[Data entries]
==*==

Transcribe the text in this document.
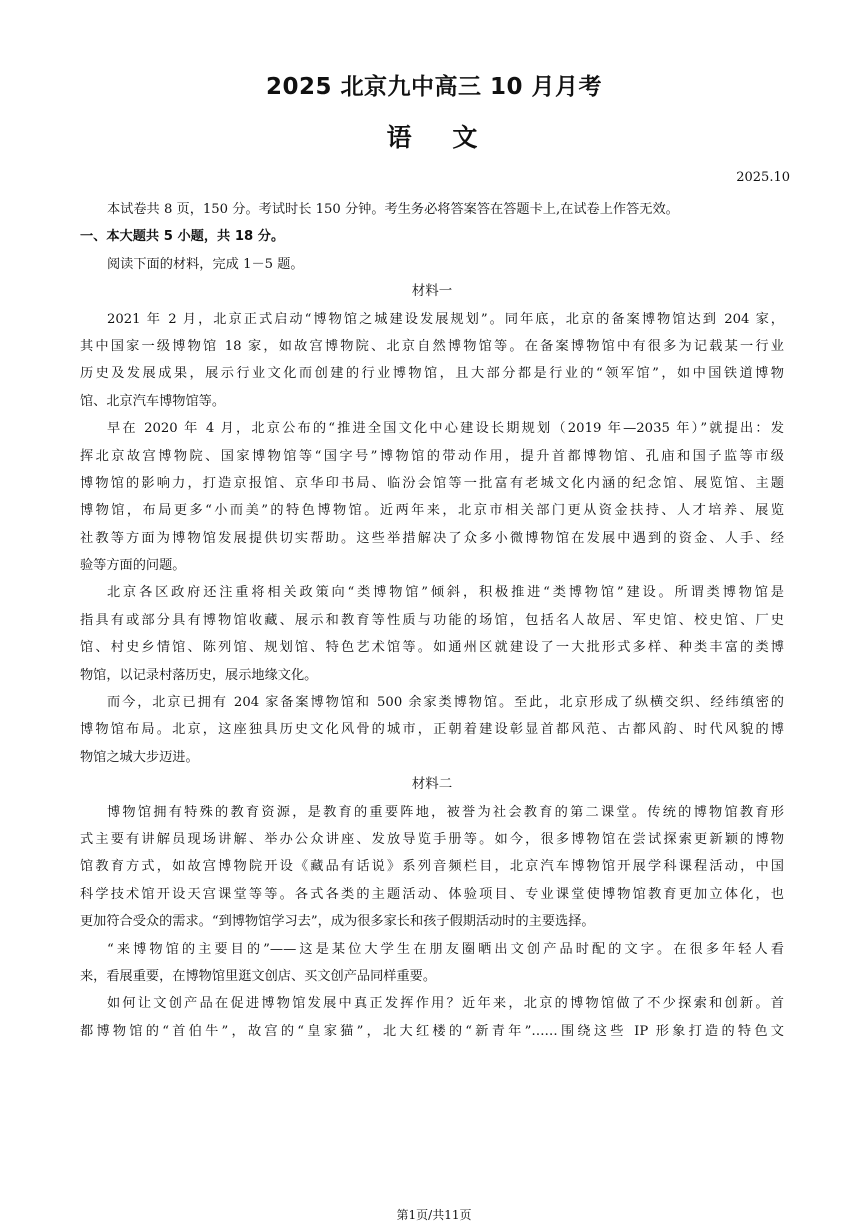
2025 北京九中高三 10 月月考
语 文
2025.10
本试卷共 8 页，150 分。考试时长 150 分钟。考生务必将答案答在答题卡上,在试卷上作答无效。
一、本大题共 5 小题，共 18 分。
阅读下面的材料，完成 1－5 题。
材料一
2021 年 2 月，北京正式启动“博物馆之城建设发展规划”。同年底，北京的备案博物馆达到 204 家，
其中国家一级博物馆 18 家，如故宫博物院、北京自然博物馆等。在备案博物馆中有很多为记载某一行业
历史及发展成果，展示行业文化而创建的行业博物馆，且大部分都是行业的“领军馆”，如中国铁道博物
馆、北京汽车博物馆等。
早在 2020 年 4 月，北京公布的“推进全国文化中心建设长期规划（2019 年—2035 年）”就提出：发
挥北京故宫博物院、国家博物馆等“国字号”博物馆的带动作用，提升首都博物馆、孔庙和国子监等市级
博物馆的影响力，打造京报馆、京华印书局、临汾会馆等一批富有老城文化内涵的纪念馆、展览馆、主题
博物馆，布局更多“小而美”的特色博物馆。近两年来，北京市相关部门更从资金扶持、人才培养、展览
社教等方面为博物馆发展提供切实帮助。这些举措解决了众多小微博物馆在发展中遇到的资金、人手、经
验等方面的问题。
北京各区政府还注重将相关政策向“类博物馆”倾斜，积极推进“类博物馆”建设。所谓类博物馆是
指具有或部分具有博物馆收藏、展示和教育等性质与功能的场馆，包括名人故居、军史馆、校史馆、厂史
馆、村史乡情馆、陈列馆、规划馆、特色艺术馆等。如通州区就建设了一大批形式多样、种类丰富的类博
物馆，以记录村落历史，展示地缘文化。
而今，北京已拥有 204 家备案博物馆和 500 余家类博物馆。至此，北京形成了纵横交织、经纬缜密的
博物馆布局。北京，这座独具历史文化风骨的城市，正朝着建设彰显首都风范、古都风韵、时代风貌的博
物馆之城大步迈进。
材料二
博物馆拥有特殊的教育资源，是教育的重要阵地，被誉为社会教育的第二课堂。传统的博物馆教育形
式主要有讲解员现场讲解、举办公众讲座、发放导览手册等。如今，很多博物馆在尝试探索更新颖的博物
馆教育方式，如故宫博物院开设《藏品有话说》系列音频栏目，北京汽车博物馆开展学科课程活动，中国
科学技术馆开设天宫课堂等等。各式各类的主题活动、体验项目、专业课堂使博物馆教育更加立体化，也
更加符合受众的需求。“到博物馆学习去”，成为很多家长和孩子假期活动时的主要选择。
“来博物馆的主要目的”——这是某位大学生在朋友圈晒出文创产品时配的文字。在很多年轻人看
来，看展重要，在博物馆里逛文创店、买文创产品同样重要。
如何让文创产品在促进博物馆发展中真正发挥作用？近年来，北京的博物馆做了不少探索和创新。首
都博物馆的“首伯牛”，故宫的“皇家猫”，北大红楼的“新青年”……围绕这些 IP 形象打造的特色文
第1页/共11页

==*==

DO THIS: Every entry above should be duplicated exactly. Do not include the images.

PROBLEM SOLUTION:
Transcribe the text in this document.
2025 北京九中高三 10 月月考
语 文
2025.10
本试卷共 8 页，150 分。考试时长 150 分钟。考生务必将答案答在答题卡上,在试卷上作答无效。
一、本大题共 5 小题，共 18 分。
阅读下面的材料，完成 1－5 题。
材料一
2021 年 2 月，北京正式启动“博物馆之城建设发展规划”。同年底，北京的备案博物馆达到 204 家，
其中国家一级博物馆 18 家，如故宫博物院、北京自然博物馆等。在备案博物馆中有很多为记载某一行业
历史及发展成果，展示行业文化而创建的行业博物馆，且大部分都是行业的“领军馆”，如中国铁道博物
馆、北京汽车博物馆等。
早在 2020 年 4 月，北京公布的“推进全国文化中心建设长期规划（2019 年—2035 年）”就提出：发
挥北京故宫博物院、国家博物馆等“国字号”博物馆的带动作用，提升首都博物馆、孔庙和国子监等市级
博物馆的影响力，打造京报馆、京华印书局、临汾会馆等一批富有老城文化内涵的纪念馆、展览馆、主题
博物馆，布局更多“小而美”的特色博物馆。近两年来，北京市相关部门更从资金扶持、人才培养、展览
社教等方面为博物馆发展提供切实帮助。这些举措解决了众多小微博物馆在发展中遇到的资金、人手、经
验等方面的问题。
北京各区政府还注重将相关政策向“类博物馆”倾斜，积极推进“类博物馆”建设。所谓类博物馆是
指具有或部分具有博物馆收藏、展示和教育等性质与功能的场馆，包括名人故居、军史馆、校史馆、厂史
馆、村史乡情馆、陈列馆、规划馆、特色艺术馆等。如通州区就建设了一大批形式多样、种类丰富的类博
物馆，以记录村落历史，展示地缘文化。
而今，北京已拥有 204 家备案博物馆和 500 余家类博物馆。至此，北京形成了纵横交织、经纬缜密的
博物馆布局。北京，这座独具历史文化风骨的城市，正朝着建设彰显首都风范、古都风韵、时代风貌的博
物馆之城大步迈进。
材料二
博物馆拥有特殊的教育资源，是教育的重要阵地，被誉为社会教育的第二课堂。传统的博物馆教育形
式主要有讲解员现场讲解、举办公众讲座、发放导览手册等。如今，很多博物馆在尝试探索更新颖的博物
馆教育方式，如故宫博物院开设《藏品有话说》系列音频栏目，北京汽车博物馆开展学科课程活动，中国
科学技术馆开设天宫课堂等等。各式各类的主题活动、体验项目、专业课堂使博物馆教育更加立体化，也
更加符合受众的需求。“到博物馆学习去”，成为很多家长和孩子假期活动时的主要选择。
“来博物馆的主要目的”——这是某位大学生在朋友圈晒出文创产品时配的文字。在很多年轻人看
来，看展重要，在博物馆里逛文创店、买文创产品同样重要。
如何让文创产品在促进博物馆发展中真正发挥作用？近年来，北京的博物馆做了不少探索和创新。首
都博物馆的“首伯牛”，故宫的“皇家猫”，北大红楼的“新青年”……围绕这些 IP 形象打造的特色文
第1页/共11页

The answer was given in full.